Source data
━━━━━━

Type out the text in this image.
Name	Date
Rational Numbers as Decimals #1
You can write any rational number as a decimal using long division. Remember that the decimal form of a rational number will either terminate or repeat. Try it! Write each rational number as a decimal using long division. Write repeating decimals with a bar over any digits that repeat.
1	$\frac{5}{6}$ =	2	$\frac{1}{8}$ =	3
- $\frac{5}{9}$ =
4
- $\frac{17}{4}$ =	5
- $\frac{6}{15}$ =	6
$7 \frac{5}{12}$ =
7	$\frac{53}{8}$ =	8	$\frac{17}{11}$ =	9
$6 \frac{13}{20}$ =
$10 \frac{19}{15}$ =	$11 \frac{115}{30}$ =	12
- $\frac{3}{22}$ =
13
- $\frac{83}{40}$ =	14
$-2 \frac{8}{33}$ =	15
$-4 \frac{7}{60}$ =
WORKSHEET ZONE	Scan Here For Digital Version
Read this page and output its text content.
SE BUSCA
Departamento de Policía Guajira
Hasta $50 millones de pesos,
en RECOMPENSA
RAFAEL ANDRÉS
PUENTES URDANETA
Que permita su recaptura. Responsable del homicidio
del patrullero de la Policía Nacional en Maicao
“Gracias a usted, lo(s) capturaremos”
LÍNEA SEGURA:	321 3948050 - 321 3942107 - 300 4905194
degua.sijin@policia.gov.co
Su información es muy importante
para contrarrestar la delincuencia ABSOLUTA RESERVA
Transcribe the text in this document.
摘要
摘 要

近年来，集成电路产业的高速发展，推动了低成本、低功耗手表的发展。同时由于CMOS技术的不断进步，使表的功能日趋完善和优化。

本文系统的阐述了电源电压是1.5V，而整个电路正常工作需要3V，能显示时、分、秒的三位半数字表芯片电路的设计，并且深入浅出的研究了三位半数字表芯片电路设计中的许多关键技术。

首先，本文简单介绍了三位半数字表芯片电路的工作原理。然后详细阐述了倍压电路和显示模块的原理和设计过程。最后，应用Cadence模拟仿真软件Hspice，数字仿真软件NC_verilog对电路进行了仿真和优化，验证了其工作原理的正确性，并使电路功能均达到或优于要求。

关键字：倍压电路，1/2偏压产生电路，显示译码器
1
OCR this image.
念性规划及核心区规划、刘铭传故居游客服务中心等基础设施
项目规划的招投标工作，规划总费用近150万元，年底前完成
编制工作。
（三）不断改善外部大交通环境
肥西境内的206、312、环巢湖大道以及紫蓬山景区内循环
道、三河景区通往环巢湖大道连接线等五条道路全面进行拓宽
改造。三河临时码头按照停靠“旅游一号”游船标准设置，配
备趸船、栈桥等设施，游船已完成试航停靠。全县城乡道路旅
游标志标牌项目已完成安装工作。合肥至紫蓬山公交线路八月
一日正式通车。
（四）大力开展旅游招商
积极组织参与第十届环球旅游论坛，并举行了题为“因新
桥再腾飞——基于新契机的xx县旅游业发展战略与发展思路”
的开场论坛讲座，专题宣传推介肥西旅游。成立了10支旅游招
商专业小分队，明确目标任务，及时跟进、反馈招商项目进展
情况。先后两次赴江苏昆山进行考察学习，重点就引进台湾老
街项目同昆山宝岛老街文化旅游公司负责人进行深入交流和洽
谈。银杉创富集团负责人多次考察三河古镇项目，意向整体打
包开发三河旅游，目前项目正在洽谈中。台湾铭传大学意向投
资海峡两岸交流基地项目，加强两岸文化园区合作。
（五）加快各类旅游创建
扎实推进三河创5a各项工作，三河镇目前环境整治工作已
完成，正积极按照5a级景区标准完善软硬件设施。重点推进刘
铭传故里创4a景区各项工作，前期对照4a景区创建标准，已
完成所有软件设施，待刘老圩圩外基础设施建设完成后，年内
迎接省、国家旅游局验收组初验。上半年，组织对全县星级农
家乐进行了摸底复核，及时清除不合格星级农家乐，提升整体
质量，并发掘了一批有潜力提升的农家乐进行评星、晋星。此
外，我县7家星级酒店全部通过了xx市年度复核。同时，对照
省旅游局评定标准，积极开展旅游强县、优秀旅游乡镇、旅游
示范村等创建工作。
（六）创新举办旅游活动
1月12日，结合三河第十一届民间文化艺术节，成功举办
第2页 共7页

━━━━━━

Word for word, quote the lines from the line containing "OCR this image." through the end of the material, both included, and nothing else.

OCR this image.
念性规划及核心区规划、刘铭传故居游客服务中心等基础设施
项目规划的招投标工作，规划总费用近150万元，年底前完成
编制工作。
（三）不断改善外部大交通环境
肥西境内的206、312、环巢湖大道以及紫蓬山景区内循环
道、三河景区通往环巢湖大道连接线等五条道路全面进行拓宽
改造。三河临时码头按照停靠“旅游一号”游船标准设置，配
备趸船、栈桥等设施，游船已完成试航停靠。全县城乡道路旅
游标志标牌项目已完成安装工作。合肥至紫蓬山公交线路八月
一日正式通车。
（四）大力开展旅游招商
积极组织参与第十届环球旅游论坛，并举行了题为“因新
桥再腾飞——基于新契机的xx县旅游业发展战略与发展思路”
的开场论坛讲座，专题宣传推介肥西旅游。成立了10支旅游招
商专业小分队，明确目标任务，及时跟进、反馈招商项目进展
情况。先后两次赴江苏昆山进行考察学习，重点就引进台湾老
街项目同昆山宝岛老街文化旅游公司负责人进行深入交流和洽
谈。银杉创富集团负责人多次考察三河古镇项目，意向整体打
包开发三河旅游，目前项目正在洽谈中。台湾铭传大学意向投
资海峡两岸交流基地项目，加强两岸文化园区合作。
（五）加快各类旅游创建
扎实推进三河创5a各项工作，三河镇目前环境整治工作已
完成，正积极按照5a级景区标准完善软硬件设施。重点推进刘
铭传故里创4a景区各项工作，前期对照4a景区创建标准，已
完成所有软件设施，待刘老圩圩外基础设施建设完成后，年内
迎接省、国家旅游局验收组初验。上半年，组织对全县星级农
家乐进行了摸底复核，及时清除不合格星级农家乐，提升整体
质量，并发掘了一批有潜力提升的农家乐进行评星、晋星。此
外，我县7家星级酒店全部通过了xx市年度复核。同时，对照
省旅游局评定标准，积极开展旅游强县、优秀旅游乡镇、旅游
示范村等创建工作。
（六）创新举办旅游活动
1月12日，结合三河第十一届民间文化艺术节，成功举办
第2页 共7页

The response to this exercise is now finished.